[Start INFORMATION PROVIDED]

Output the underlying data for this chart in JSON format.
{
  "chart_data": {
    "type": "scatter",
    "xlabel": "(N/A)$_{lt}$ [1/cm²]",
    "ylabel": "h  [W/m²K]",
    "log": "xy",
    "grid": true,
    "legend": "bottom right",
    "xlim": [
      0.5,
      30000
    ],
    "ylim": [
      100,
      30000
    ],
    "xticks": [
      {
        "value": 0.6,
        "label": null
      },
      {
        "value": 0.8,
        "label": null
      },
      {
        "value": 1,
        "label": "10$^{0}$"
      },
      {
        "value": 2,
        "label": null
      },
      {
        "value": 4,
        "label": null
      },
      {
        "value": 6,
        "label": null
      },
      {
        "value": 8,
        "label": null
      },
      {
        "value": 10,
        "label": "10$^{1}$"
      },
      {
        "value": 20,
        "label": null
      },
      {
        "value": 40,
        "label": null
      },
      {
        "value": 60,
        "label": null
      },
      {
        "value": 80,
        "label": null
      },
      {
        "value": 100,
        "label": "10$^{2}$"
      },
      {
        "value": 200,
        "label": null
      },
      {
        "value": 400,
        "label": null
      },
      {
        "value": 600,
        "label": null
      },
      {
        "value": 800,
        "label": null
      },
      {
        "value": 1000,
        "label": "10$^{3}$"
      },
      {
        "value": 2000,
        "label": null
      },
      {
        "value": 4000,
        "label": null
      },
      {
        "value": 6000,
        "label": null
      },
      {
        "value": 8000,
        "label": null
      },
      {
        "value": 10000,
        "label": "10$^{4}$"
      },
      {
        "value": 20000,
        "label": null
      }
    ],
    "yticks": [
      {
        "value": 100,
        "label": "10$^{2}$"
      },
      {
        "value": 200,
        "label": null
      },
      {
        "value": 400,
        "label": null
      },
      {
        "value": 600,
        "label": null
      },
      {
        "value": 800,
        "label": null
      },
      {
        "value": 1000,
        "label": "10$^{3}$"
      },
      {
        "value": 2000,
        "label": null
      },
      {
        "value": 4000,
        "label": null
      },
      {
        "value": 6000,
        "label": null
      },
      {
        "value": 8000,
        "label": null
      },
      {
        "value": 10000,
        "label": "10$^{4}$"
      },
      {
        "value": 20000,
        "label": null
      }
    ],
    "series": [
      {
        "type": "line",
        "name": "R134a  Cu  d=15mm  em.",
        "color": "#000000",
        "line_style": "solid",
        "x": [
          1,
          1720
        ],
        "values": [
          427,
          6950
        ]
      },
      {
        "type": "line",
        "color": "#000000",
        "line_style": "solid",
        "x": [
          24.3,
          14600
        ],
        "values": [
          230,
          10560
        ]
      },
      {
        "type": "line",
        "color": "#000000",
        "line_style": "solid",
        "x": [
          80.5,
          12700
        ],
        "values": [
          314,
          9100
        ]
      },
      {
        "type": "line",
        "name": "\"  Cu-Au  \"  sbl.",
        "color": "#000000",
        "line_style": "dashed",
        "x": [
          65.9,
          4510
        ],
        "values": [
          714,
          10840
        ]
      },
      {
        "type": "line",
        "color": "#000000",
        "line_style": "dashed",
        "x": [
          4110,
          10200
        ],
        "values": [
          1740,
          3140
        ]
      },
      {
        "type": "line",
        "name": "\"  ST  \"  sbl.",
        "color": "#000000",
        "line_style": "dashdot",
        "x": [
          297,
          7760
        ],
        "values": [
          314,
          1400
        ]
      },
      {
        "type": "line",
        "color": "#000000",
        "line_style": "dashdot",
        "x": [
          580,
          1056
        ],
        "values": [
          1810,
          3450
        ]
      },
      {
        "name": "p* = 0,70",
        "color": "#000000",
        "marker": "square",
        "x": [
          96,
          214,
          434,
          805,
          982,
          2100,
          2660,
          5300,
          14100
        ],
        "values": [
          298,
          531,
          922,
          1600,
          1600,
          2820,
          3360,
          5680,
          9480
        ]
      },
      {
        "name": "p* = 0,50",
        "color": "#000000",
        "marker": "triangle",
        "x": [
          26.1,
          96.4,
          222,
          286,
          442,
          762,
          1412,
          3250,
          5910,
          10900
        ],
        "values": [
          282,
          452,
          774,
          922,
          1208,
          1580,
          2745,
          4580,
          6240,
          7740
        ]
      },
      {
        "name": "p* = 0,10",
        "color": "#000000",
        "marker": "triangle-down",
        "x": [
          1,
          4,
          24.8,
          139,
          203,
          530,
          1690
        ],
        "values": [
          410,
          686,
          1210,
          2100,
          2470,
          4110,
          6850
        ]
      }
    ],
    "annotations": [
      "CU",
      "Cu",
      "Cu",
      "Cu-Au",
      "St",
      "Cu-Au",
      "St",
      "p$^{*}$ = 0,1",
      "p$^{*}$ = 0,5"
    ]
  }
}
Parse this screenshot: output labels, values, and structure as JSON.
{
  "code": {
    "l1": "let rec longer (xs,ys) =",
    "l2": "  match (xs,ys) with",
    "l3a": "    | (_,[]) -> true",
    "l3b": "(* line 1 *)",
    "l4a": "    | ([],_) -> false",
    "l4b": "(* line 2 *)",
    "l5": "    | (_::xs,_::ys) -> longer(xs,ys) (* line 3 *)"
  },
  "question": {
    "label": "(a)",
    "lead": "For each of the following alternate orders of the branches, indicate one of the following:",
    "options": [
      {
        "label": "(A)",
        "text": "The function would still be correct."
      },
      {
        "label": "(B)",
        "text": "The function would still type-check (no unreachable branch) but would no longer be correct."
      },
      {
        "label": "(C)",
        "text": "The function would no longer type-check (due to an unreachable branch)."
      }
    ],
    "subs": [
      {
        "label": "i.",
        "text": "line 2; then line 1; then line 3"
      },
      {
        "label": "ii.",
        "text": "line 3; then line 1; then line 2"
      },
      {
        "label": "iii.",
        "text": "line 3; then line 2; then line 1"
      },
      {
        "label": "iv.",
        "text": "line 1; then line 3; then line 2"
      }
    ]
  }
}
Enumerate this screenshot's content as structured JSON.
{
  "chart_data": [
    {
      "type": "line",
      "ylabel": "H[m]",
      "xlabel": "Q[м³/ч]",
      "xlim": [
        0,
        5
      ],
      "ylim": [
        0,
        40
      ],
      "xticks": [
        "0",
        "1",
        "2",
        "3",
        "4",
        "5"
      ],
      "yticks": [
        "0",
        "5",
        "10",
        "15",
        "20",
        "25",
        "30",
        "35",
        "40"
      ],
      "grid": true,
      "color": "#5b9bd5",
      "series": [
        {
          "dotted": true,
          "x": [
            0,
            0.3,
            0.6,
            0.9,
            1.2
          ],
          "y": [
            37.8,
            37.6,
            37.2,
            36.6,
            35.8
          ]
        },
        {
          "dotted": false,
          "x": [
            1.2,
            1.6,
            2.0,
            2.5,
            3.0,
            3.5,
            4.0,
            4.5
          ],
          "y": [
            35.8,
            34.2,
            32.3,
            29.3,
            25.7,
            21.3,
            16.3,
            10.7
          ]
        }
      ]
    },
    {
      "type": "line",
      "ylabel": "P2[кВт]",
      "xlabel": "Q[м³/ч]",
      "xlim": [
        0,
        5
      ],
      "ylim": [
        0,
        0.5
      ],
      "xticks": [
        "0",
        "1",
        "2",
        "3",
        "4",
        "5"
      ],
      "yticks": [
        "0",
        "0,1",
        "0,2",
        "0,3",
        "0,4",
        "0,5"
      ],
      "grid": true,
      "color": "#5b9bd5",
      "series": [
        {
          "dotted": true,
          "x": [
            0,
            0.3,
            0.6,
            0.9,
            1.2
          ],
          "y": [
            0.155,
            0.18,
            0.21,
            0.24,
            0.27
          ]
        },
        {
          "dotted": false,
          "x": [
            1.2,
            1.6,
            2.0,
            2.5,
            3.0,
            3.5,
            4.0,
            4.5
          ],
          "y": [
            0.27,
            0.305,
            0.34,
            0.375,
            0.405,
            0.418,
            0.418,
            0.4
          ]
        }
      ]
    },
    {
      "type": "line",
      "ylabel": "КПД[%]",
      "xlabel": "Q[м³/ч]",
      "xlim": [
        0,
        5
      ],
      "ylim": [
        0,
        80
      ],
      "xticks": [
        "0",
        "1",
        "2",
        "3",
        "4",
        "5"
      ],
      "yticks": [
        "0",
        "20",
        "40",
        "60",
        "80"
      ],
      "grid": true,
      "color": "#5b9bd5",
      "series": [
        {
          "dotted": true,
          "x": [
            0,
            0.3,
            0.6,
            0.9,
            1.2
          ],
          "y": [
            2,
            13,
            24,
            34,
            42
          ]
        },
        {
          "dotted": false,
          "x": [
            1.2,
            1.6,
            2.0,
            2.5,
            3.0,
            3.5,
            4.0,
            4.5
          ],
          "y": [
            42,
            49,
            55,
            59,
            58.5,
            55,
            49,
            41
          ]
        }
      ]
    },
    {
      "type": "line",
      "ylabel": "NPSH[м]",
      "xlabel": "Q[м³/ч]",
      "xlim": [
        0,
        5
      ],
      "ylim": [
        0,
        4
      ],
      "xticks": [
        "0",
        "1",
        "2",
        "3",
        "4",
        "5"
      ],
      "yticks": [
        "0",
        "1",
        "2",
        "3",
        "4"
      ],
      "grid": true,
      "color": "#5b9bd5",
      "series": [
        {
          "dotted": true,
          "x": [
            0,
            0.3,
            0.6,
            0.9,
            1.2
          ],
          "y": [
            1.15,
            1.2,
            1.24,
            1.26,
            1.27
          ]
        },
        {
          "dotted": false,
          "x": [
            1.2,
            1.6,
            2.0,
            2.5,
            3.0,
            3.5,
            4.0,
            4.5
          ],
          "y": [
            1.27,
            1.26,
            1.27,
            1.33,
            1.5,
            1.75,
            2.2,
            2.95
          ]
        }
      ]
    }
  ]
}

[End INFORMATION PROVIDED]

* _YOUR OBJECTIVE_
Reproduce each line from the records that contains the word "function".

* _WORKED SOLUTION_
        "text": "The function would still be correct."
        "text": "The function would still type-check (no unreachable branch) but would no longer be correct."
        "text": "The function would no longer type-check (due to an unreachable branch)."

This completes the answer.